## TASK GOAL
Give back the items word for word, from the very first line through the line that contains "global-bar-links: ⚙ メンバー管理ツール", including both ends.

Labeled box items
————————
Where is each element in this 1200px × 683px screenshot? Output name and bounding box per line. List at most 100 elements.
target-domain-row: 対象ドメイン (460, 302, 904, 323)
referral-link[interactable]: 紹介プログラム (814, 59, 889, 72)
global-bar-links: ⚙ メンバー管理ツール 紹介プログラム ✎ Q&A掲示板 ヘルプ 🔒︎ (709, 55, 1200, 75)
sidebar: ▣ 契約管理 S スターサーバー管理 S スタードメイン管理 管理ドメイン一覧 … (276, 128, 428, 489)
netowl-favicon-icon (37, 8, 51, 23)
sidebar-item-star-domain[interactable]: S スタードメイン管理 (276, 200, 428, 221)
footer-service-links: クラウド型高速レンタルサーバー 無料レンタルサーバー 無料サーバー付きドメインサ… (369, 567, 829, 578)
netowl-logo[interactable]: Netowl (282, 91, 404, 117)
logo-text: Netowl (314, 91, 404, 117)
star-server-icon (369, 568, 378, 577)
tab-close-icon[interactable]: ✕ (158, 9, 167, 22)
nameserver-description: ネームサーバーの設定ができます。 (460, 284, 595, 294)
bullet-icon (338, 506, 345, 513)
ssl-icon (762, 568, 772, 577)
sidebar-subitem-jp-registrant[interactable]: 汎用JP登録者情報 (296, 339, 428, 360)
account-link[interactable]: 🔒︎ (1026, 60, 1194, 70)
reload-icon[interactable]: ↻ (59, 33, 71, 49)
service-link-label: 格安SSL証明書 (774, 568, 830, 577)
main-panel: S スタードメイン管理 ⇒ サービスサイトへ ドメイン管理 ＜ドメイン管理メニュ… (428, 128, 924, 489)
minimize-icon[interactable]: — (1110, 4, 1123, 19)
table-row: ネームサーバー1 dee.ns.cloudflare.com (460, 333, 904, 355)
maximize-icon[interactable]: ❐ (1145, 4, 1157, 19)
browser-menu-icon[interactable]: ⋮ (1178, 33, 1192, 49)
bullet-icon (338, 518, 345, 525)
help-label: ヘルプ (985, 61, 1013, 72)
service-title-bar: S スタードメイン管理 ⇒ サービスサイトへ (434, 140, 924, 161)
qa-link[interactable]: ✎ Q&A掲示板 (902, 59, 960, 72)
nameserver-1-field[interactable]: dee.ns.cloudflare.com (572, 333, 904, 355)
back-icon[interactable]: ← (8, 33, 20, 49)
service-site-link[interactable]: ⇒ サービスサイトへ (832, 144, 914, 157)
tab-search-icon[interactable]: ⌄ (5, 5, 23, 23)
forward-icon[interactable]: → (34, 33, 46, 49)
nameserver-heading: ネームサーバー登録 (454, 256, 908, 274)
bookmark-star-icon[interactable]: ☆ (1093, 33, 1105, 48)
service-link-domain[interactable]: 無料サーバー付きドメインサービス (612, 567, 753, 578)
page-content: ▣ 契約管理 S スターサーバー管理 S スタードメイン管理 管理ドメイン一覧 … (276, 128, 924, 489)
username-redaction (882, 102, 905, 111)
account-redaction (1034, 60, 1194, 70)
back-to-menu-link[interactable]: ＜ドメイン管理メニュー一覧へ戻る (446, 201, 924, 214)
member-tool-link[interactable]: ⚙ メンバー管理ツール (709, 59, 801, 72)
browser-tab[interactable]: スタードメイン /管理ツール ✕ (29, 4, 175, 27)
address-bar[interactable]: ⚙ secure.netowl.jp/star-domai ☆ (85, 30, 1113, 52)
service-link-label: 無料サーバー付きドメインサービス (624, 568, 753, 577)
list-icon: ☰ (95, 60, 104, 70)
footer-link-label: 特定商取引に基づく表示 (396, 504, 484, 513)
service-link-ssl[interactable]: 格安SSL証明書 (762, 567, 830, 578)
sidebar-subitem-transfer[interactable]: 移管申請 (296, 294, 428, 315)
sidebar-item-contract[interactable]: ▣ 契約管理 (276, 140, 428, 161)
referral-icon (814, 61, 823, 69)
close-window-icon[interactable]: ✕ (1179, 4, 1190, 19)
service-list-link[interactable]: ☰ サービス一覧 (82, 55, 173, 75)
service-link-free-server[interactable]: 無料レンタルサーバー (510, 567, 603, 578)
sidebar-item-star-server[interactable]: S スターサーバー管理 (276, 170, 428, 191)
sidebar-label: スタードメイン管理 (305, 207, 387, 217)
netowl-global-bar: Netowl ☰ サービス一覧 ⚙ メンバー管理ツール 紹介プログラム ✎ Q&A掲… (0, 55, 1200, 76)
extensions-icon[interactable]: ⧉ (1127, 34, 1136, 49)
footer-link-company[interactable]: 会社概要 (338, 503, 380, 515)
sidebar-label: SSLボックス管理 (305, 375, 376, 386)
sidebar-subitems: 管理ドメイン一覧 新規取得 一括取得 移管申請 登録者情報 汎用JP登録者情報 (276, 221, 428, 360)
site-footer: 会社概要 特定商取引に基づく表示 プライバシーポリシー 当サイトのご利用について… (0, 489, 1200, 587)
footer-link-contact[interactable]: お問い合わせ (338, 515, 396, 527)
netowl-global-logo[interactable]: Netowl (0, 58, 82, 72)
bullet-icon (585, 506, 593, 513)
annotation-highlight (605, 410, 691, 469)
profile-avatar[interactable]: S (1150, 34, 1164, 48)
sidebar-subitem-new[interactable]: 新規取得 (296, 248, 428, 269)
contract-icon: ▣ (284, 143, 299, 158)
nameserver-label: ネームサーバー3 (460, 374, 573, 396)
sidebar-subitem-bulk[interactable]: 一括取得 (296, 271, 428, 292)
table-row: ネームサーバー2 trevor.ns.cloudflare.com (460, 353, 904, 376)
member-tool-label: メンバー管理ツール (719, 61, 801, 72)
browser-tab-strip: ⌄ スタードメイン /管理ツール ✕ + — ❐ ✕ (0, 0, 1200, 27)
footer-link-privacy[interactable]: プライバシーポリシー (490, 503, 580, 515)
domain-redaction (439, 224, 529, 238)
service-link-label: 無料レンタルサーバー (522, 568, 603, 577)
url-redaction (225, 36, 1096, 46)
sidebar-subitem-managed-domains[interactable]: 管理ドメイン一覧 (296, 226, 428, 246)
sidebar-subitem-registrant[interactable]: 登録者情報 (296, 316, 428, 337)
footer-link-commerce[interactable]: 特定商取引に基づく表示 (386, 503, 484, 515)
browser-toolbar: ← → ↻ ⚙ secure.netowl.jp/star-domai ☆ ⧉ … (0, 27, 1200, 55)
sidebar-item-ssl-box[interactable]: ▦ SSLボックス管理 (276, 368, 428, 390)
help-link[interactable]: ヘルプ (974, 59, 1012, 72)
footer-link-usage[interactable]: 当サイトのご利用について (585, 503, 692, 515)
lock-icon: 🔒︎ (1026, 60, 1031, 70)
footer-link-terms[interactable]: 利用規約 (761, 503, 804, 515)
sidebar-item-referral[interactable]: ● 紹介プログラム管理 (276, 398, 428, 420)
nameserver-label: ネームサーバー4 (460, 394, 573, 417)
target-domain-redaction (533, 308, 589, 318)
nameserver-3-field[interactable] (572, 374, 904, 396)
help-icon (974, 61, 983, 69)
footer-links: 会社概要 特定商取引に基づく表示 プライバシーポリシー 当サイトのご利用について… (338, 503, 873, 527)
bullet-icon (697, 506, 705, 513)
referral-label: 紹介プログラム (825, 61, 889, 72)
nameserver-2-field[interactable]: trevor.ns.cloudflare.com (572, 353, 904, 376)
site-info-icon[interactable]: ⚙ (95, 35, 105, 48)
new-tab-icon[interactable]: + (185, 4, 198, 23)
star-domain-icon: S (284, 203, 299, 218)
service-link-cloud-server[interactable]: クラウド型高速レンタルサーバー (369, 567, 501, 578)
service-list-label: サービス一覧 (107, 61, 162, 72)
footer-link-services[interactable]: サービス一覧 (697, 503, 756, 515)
————————
## SOLVED PROBLEM
Where is each element in this 1200px × 683px screenshot? Output name and bounding box per line. List at most 100 elements.
target-domain-row: 対象ドメイン (460, 302, 904, 323)
referral-link[interactable]: 紹介プログラム (814, 59, 889, 72)
global-bar-links: ⚙ メンバー管理ツール 紹介プログラム ✎ Q&A掲示板 ヘルプ 🔒︎ (709, 55, 1200, 75)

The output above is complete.